• [Supplied passage]
In this case, the first two subjects of Baldwin's proposed testimony fit comfortably within the category of lay opinion testimony. Baldwin's review of the Commission's data and his assistance with the preparation of demonstrative exhibits are the sort of matters that fall within the ordinary commonsense experience of a layperson. This testimony should amount to no more than explaining how Baldwin carefully reviewed the data, helped to compile it into spreadsheets, and assured himself that those spreadsheets were accurate. It also includes his calculation of the average percentage difference between inspections of LGBTQ+ licensees and non-LGBTQ+ licensees that appear within Plaintiffs' demonstrative exhibits: for example, that if there are three inspections of the former and two of the latter, the former would have been inspected at 150 percent the rate of the latter. These are matters “common enough” to require a “limited amount of expertise.” VonWillie, 59 F.3d at 929.

• [Supplied information]
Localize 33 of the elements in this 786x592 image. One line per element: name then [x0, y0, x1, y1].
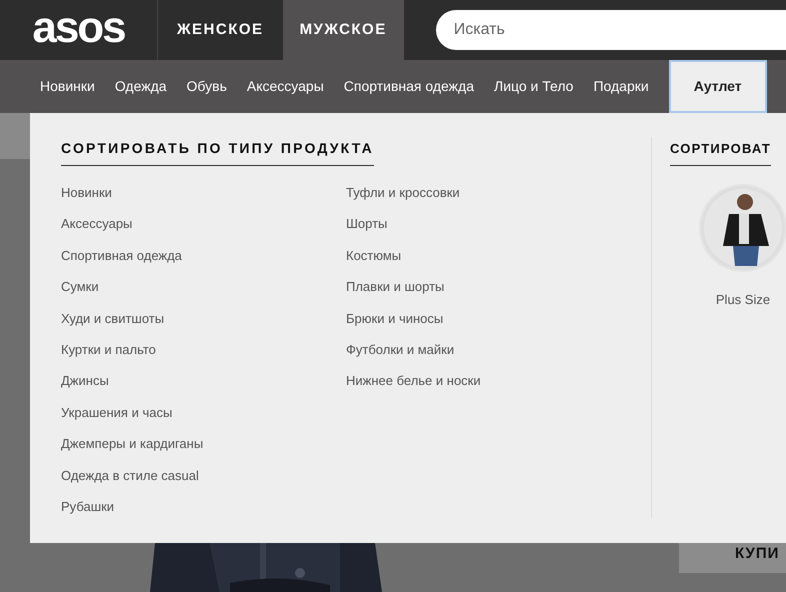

--

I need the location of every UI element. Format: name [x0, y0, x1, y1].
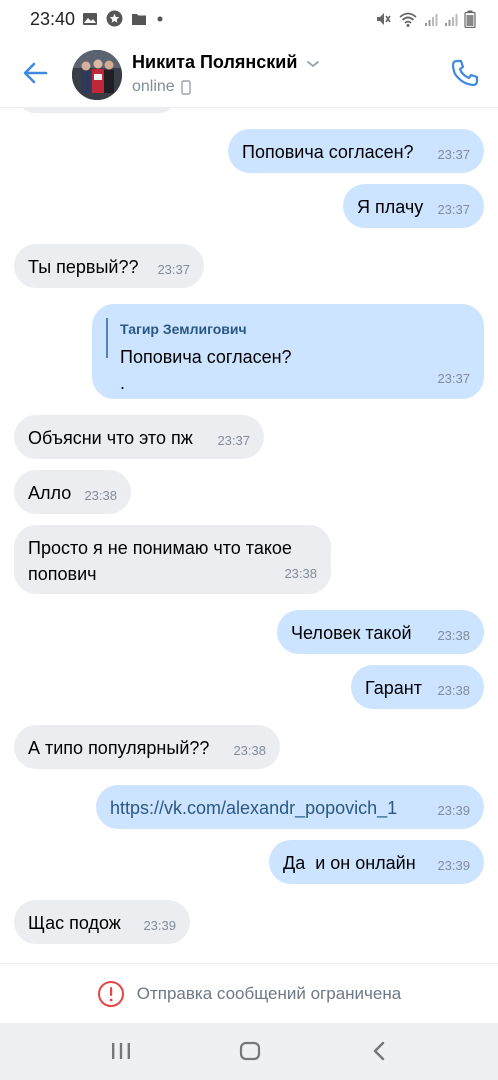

• [Exercise aim] How would you put this sentence from the passage on Baldwin's testimony into Spanish: "Baldwin's review of the Commission's data and his assistance with the preparation of demonstrative exhibits are the sort of matters that fall within the ordinary commonsense experience of a layperson." The lines after the passage on Baldwin's testimony are separate material.

• [The reply] La revisión que hizo Baldwin de los datos de la Comisión y su ayuda en la preparación de pruebas demostrativas son el tipo de asuntos que se encuadran en la experiencia ordinaria y de sentido común de una persona lega.